- **Source extract**:
((

At WrestleMania 38 in April 2022, SmackDown's Universal Champion Roman Reigns defeated Raw's WWE Champion Brock Lesnar to win both championships, thus allowing Reigns to appear on both brands as the Undisputed WWE Universal Champion, then in May 2022, SmackDown Tag Team Champions The Usos (Jey Uso and Jimmy Uso) defeated Raw Tag Team Champions RK-Bro (Randy Orton and Riddle) to win both championships, thus allowing The Usos to appear on both brands as the Undisputed WWE Tag Team Champions. By proxy, this allowed other members of The Bloodline stable (Sami Zayn, Solo Sikoa, who was promoted from NXT to SmackDown in September, and the group's manager Paul Heyman) to appear on both brands. This subsequently increased cross-brand rivalries, with other wrestlers, like Kevin Owens, appearing on both shows, making brand division increasingly unclear.

))

- **Work to be completed**: In the passage on WWE's brand split, which team did The Usos defeat in May 2022 to become the Undisputed WWE Tag Team Champions?

- **Page layout parsing data**:
((

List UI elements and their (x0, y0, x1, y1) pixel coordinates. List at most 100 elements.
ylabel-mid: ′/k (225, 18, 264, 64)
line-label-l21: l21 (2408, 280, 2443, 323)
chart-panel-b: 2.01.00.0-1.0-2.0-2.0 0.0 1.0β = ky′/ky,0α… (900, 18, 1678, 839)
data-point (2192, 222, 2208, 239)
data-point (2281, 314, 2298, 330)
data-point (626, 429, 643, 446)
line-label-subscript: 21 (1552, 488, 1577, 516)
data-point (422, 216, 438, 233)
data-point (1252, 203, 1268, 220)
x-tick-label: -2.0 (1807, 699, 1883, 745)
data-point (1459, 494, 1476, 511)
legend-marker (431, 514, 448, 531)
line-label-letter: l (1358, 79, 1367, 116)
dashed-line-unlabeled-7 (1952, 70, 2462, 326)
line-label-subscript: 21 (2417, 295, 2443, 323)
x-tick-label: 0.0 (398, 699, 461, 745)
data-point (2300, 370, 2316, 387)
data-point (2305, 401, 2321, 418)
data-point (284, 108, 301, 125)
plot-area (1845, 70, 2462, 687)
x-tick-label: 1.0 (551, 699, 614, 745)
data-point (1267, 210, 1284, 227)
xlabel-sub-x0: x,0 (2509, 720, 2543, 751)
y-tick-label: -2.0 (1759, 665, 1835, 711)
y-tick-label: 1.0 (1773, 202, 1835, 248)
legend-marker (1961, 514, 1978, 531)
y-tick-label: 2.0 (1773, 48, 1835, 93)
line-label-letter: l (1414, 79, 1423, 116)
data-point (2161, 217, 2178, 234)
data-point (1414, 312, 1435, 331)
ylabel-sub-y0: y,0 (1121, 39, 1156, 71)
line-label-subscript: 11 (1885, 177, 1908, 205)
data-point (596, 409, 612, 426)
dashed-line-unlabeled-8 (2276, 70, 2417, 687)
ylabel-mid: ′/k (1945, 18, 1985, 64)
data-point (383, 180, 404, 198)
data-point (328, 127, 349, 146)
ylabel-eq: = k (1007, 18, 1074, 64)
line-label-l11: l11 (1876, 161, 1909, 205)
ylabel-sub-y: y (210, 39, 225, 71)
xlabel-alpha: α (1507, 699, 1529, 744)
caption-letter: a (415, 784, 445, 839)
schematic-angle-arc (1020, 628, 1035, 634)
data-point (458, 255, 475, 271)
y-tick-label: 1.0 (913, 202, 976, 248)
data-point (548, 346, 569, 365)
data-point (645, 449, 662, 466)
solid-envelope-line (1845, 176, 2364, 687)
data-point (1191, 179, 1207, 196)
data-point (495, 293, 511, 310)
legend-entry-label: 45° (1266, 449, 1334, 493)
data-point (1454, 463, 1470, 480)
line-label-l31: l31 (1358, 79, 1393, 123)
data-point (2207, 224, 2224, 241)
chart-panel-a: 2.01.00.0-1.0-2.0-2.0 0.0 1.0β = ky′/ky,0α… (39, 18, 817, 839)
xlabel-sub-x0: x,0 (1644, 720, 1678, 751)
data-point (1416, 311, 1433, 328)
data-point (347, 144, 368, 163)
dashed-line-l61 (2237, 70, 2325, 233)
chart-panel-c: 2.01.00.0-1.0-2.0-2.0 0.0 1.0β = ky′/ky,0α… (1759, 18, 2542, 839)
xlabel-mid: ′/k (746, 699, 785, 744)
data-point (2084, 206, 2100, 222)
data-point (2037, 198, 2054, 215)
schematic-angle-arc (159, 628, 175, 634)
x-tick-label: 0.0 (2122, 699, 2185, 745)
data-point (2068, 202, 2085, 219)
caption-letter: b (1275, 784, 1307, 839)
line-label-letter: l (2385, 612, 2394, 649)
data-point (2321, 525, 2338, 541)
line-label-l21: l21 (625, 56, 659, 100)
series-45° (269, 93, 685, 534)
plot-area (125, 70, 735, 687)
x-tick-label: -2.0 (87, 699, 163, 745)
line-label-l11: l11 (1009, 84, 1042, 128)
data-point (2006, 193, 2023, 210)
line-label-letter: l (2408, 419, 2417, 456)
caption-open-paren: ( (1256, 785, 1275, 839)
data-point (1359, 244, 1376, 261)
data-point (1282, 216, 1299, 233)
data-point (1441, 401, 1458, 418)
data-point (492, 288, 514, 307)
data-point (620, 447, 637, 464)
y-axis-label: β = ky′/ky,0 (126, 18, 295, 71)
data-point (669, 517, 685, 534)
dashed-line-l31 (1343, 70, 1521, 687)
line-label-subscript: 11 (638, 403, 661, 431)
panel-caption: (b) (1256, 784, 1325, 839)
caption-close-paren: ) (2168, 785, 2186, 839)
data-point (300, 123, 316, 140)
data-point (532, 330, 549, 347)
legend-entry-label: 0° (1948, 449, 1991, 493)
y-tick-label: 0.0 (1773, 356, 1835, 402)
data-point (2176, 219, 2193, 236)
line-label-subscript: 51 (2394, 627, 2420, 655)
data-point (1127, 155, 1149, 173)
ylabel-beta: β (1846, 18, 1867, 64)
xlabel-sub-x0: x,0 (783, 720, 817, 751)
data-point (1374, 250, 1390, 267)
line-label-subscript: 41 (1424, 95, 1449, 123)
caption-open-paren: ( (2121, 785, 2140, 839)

))

- **Response below**: RK-Bro (Randy Orton and Riddle), the Raw Tag Team Champions.